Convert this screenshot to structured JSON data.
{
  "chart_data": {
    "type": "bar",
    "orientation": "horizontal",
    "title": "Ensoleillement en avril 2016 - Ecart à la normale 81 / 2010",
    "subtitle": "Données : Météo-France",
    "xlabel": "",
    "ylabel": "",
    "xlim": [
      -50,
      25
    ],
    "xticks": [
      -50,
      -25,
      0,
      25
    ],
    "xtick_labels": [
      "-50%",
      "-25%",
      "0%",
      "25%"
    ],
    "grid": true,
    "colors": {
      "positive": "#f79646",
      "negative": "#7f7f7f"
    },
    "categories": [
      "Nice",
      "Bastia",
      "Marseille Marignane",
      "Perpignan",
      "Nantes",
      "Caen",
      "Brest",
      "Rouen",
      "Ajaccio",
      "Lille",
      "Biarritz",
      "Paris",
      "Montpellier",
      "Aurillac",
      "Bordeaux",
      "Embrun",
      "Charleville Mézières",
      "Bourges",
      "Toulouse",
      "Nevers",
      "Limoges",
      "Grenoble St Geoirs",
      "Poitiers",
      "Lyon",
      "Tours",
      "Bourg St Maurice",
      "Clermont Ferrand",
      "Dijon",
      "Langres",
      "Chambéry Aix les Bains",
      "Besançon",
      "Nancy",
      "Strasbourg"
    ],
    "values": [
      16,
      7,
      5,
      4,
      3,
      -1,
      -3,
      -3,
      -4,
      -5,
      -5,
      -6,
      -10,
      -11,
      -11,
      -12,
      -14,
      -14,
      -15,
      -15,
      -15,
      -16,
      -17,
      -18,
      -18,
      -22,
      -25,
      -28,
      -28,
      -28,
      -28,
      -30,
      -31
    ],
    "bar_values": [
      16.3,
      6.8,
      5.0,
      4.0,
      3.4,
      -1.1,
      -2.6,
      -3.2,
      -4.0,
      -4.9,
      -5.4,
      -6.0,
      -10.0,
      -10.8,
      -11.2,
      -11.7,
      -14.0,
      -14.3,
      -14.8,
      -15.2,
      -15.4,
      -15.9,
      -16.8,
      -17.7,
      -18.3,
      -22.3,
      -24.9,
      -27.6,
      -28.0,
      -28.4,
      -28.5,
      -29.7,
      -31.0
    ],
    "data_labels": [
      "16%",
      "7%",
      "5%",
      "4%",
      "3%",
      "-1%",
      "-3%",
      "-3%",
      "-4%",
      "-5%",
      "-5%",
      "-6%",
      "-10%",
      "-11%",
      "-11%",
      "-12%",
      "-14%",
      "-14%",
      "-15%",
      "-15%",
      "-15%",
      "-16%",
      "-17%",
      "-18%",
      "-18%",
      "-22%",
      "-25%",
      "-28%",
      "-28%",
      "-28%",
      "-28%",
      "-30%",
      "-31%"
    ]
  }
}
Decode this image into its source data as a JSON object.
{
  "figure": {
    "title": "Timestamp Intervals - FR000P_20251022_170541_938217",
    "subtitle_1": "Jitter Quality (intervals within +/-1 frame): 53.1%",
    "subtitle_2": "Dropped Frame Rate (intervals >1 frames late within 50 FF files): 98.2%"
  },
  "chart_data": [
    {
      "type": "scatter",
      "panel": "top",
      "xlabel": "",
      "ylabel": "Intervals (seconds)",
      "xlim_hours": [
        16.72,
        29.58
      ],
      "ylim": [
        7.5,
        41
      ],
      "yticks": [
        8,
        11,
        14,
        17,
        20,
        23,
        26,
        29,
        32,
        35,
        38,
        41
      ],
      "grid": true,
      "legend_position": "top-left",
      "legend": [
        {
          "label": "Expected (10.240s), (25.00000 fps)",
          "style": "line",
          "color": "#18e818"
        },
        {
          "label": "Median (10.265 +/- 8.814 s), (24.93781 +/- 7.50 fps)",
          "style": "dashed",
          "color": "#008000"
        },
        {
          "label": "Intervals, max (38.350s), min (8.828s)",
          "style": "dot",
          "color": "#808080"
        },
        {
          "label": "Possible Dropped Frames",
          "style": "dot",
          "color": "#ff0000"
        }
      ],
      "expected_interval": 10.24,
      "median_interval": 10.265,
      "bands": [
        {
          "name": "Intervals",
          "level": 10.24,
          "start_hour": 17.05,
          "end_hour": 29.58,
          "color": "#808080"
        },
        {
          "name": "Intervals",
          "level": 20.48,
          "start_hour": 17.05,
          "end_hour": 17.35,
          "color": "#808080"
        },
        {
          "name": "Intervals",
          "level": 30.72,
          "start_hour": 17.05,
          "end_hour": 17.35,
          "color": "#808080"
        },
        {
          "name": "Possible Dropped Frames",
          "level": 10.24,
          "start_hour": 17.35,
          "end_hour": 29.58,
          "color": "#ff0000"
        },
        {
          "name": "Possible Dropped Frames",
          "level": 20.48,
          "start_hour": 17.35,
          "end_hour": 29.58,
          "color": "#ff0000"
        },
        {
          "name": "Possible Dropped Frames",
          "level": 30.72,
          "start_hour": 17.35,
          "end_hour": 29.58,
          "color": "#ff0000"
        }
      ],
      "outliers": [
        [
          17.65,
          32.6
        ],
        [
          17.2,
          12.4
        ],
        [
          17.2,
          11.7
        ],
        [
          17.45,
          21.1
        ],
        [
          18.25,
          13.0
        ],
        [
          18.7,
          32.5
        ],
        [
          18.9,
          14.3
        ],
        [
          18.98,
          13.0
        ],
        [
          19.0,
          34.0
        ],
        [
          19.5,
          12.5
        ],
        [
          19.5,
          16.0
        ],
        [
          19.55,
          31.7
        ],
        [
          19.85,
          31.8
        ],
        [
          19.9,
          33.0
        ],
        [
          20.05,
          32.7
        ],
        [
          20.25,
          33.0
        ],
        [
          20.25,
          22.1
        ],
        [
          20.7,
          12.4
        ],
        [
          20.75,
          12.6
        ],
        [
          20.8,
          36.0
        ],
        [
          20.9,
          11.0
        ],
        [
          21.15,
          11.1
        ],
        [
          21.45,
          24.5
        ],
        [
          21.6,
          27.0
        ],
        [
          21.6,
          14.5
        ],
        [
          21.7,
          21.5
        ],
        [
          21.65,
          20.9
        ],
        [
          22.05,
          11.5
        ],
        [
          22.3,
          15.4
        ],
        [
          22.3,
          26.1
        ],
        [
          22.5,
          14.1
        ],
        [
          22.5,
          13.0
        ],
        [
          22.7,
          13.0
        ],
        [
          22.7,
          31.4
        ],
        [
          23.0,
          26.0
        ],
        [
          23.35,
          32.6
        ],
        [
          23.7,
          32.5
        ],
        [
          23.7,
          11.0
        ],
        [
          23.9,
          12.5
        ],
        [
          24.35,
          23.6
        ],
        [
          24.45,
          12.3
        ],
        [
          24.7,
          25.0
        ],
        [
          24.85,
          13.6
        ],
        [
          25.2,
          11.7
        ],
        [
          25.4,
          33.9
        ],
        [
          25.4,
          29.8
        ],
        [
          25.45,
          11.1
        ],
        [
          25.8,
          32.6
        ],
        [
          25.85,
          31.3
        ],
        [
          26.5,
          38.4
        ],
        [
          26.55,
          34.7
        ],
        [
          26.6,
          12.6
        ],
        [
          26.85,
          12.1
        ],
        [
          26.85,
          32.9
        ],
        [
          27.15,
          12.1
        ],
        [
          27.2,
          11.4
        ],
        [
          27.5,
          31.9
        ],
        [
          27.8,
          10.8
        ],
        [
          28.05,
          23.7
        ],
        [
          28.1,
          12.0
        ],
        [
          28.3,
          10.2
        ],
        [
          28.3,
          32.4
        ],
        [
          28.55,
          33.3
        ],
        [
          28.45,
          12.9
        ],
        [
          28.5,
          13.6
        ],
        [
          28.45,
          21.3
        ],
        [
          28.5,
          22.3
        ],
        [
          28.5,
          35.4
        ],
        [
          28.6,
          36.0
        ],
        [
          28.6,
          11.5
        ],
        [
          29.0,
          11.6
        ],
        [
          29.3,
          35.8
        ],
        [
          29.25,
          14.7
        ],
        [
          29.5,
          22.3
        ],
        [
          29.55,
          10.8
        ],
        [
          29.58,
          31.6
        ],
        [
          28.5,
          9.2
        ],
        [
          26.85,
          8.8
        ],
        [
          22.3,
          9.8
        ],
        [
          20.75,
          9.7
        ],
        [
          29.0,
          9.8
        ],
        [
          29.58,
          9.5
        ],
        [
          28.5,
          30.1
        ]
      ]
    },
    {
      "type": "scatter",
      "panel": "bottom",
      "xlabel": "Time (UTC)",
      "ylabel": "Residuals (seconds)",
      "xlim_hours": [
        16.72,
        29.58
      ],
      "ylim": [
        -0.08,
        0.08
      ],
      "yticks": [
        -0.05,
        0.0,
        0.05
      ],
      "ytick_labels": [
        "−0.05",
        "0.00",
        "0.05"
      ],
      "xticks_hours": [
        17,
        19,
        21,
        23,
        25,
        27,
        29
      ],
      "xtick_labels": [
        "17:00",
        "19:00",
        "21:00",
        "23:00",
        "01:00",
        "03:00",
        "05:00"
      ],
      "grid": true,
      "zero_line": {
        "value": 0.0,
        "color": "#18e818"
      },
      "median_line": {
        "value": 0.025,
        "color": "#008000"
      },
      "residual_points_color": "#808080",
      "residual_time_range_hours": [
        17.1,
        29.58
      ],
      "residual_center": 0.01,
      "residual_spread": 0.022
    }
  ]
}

*PROBLEM TO SOLVE:*
Answer with one number: how many lines in the listing hold "seconds".

*ANSWER TO THE TASK:*
2